■ Task goal: What lines below hold the string "Název"? Copy them all.

** Supplied entries follows **

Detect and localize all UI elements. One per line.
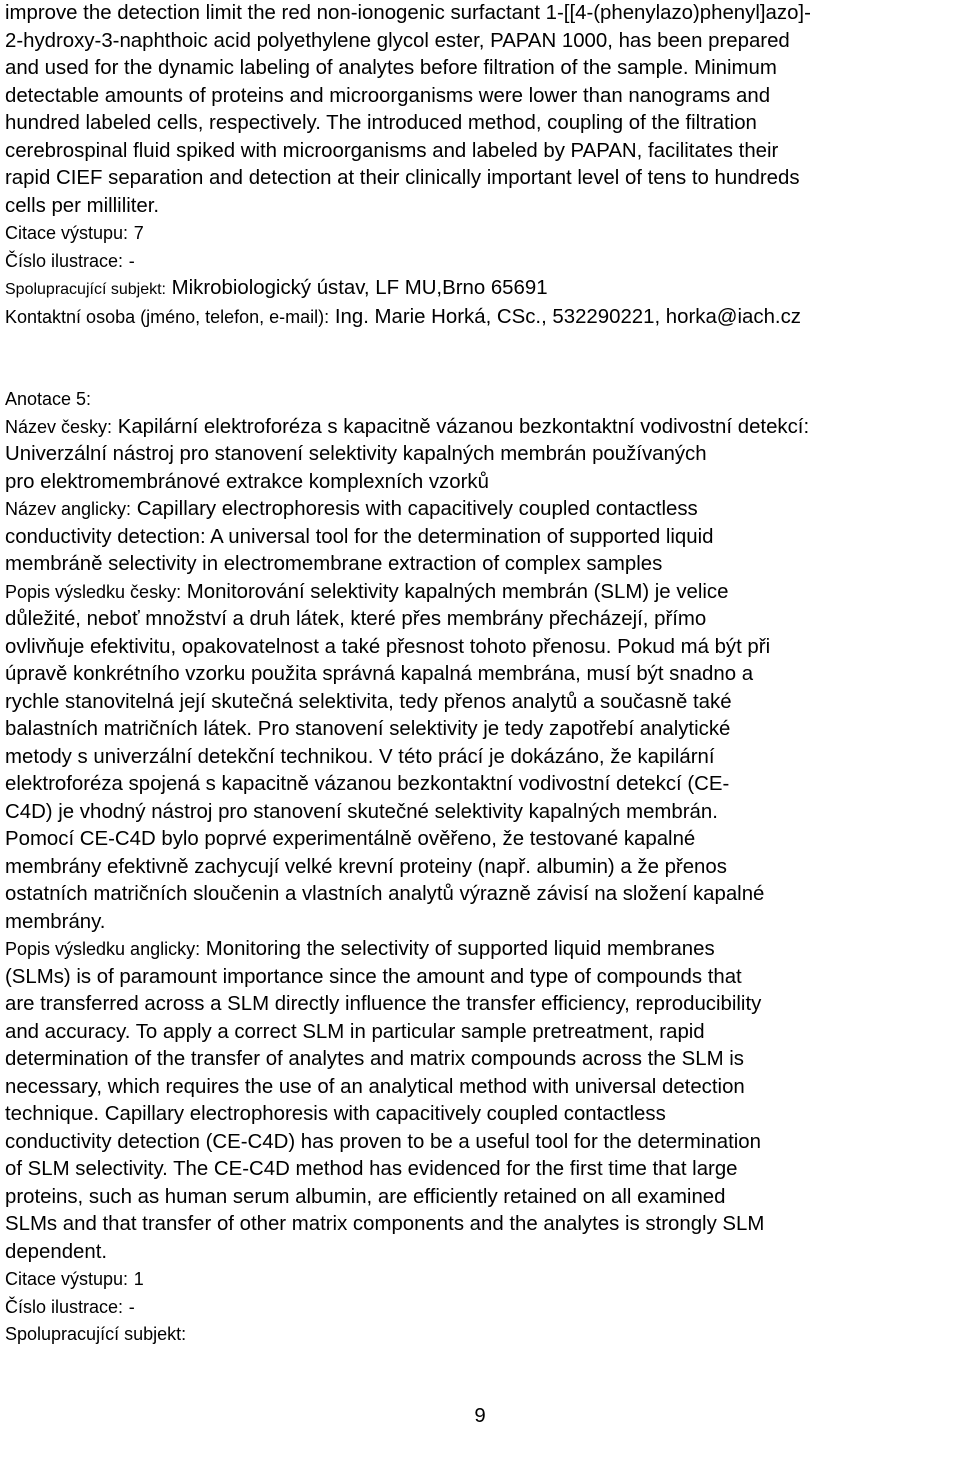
paragraph-line: hundred labeled cells, respectively. The introduced method, coupling of the filtration [5,112,757,134]
popis-cesky-line: Pomocí CE-C4D bylo poprvé experimentálně ověřeno, že testované kapalné [5,828,696,850]
section-spacer [5,331,957,386]
popis-anglicky-line: dependent. [5,1240,108,1263]
popis-cesky-line: membrány efektivně zachycují velké krevní proteiny (např. albumin) a že přenos [5,855,727,878]
kontakt-label: Kontaktní osoba (jméno, telefon, e-mail): [5,306,330,327]
popis-anglicky-row [5,936,957,964]
popis-cesky-line: úpravě konkrétního vzorku použita správná kapalná membrána, musí být snadno a [5,663,754,685]
spolupracujici-row [5,275,957,304]
cislo-ilustrace-value: - [128,1296,135,1317]
popis-anglicky-line: necessary, which requires the use of an analytical method with universal detection [5,1075,745,1098]
popis-anglicky-text: Monitoring the selectivity of supported liquid membranes [205,938,715,960]
popis-cesky-line: balastních matričních látek. Pro stanovení selektivity je tedy zapotřebí analytické [5,718,731,740]
citace-value: 7 [133,223,144,243]
popis-anglicky-line: SLMs and that transfer of other matrix components and the analytes is strongly SLM [5,1213,765,1235]
popis-cesky-line: důležité, neboť množství a druh látek, které přes membrány přecházejí, přímo [5,608,707,630]
popis-cesky-line: membrány. [5,910,106,933]
paragraph-line: detectable amounts of proteins and microorganisms were lower than nanograms and [5,84,771,107]
nazev-anglicky-line: membráně selectivity in electromembrane extraction of complex samples [5,553,663,575]
popis-anglicky-line: (SLMs) is of paramount importance since the amount and type of compounds that [5,965,742,988]
spolupracujici-label: Spolupracující subjekt: [5,1324,187,1344]
popis-anglicky-line: are transferred across a SLM directly influence the transfer efficiency, reproducibility [5,993,762,1015]
nazev-cesky-line: Univerzální nástroj pro stanovení selektivity kapalných membrán používaných [5,443,707,465]
section-continuation [5,0,957,331]
nazev-anglicky-text: Capillary electrophoresis with capacitively coupled contactless [136,498,698,520]
nazev-cesky-line: pro elektromembránové extrakce komplexních vzorků [5,470,489,493]
cislo-ilustrace-value: - [128,250,135,271]
nazev-anglicky-row [5,496,957,524]
kontakt-row [5,304,957,332]
popis-anglicky-line: technique. Capillary electrophoresis with capacitively coupled contactless [5,1103,666,1125]
popis-cesky-line: metody s univerzální detekční technikou. V této prácí je dokázáno, že kapilární [5,745,715,768]
popis-anglicky-line: conductivity detection (CE-C4D) has proven to be a useful tool for the determination [5,1130,761,1153]
citace-label: Citace výstupu: [5,223,129,243]
cislo-ilustrace-row [5,1294,957,1322]
citace-value: 1 [133,1269,144,1289]
popis-cesky-label: Popis výsledku česky: [5,581,182,602]
popis-anglicky-label: Popis výsledku anglicky: [5,939,201,959]
popis-cesky-line: C4D) je vhodný nástroj pro stanovení skutečné selektivity kapalných membrán. [5,800,718,823]
popis-cesky-row [5,579,957,607]
paragraph-line: and used for the dynamic labeling of analytes before filtration of the sample. Minimum [5,57,777,79]
popis-cesky-line: elektroforéza spojená s kapacitně vázanou bezkontaktní vodivostní detekcí (CE- [5,773,730,795]
nazev-anglicky-line: conductivity detection: A universal tool for the determination of supported liquid [5,525,714,548]
popis-cesky-line: rychle stanovitelná její skutečná selektivita, tedy přenos analytů a současně také [5,690,732,713]
paragraph-line: cells per milliliter. [5,194,160,217]
nazev-cesky-text: Kapilární elektroforéza s kapacitně vázanou bezkontaktní vodivostní detekcí: [117,415,810,438]
popis-cesky-text: Monitorování selektivity kapalných membrán (SLM) je velice [186,580,729,603]
citace-row [5,220,957,248]
paragraph-line: rapid CIEF separation and detection at their clinically important level of tens to hundreds [5,167,800,189]
nazev-cesky-label: Název česky: [5,416,113,437]
page-number: 9 [474,1405,486,1427]
popis-anglicky-line: of SLM selectivity. The CE-C4D method has evidenced for the first time that large [5,1158,738,1180]
paragraph-line: 2-hydroxy-3-naphthoic acid polyethylene glycol ester, PAPAN 1000, has been prepared [5,29,790,52]
annotation-heading: Anotace 5: [5,389,92,409]
paragraph-line: improve the detection limit the red non-ionogenic surfactant 1-[[4-(phenylazo)phenyl]azo]- [5,2,811,24]
citace-label: Citace výstupu: [5,1269,129,1289]
document-page [5,0,957,1349]
popis-anglicky-line: determination of the transfer of analytes and matrix compounds across the SLM is [5,1048,744,1070]
cislo-ilustrace-row [5,248,957,276]
popis-anglicky-line: proteins, such as human serum albumin, are efficiently retained on all examined [5,1185,726,1208]
nazev-cesky-row [5,414,957,442]
annotation-section [5,386,957,1349]
popis-cesky-line: ostatních matričních sloučenin a vlastních analytů výrazně závisí na složení kapalné [5,883,765,905]
paragraph-line: cerebrospinal fluid spiked with microorganisms and labeled by PAPAN, facilitates their [5,139,779,162]
spolupracujici-value: Mikrobiologický ústav, LF MU,Brno 65691 [171,277,548,299]
cislo-ilustrace-label: Číslo ilustrace: [5,250,124,271]
spolupracujici-label: Spolupracující subjekt: [5,281,166,298]
kontakt-value: Ing. Marie Horká, CSc., 532290221, horka@iach.cz [334,305,801,328]
popis-cesky-line: ovlivňuje efektivitu, opakovatelnost a také přesnost tohoto přenosu. Pokud má být při [5,635,771,658]
popis-anglicky-line: and accuracy. To apply a correct SLM in particular sample pretreatment, rapid [5,1020,705,1043]
nazev-anglicky-label: Název anglicky: [5,499,132,519]
cislo-ilustrace-label: Číslo ilustrace: [5,1296,124,1317]
citace-row [5,1266,957,1294]
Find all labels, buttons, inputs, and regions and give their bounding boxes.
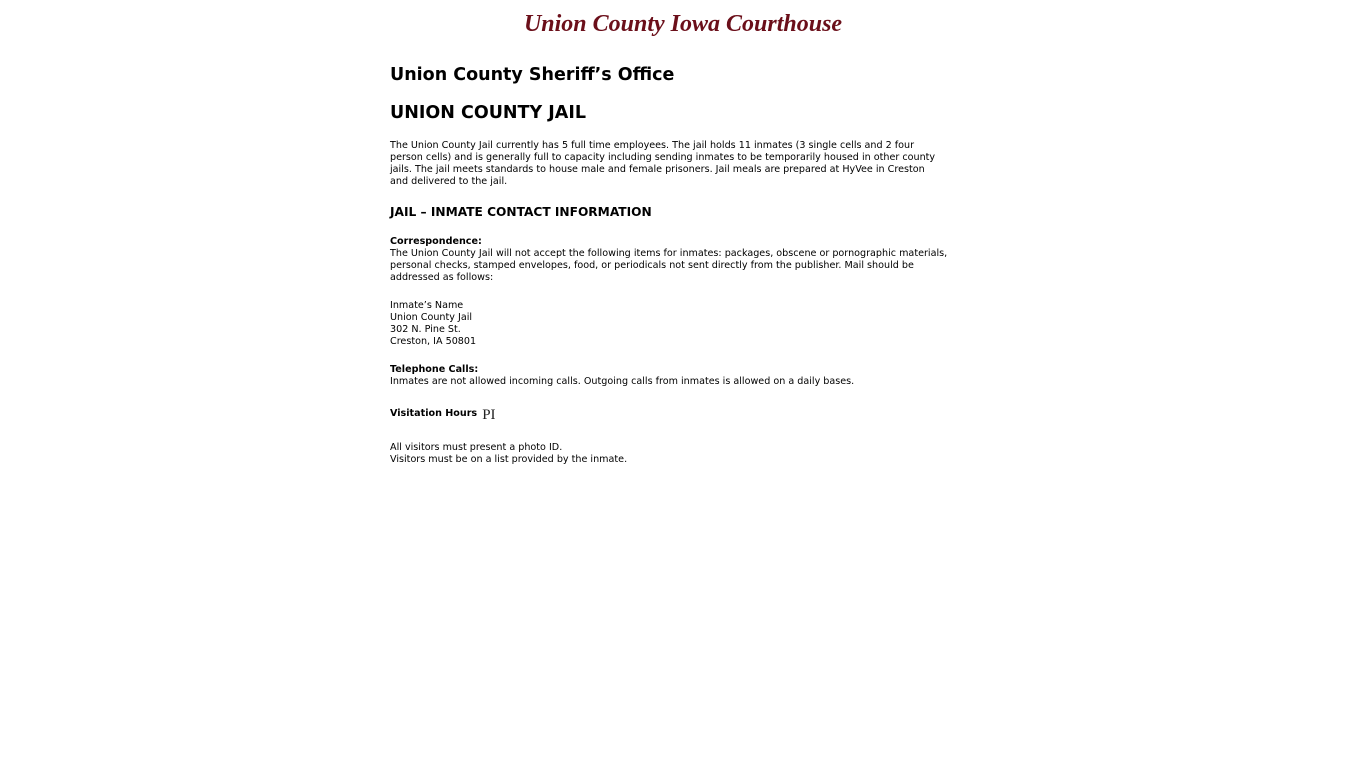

** End of Supplied entries **

■ Completed task:
nazev-cesky-label: Název česky: [5,416,113,437]
nazev-anglicky-label: Název anglicky: [5,499,132,519]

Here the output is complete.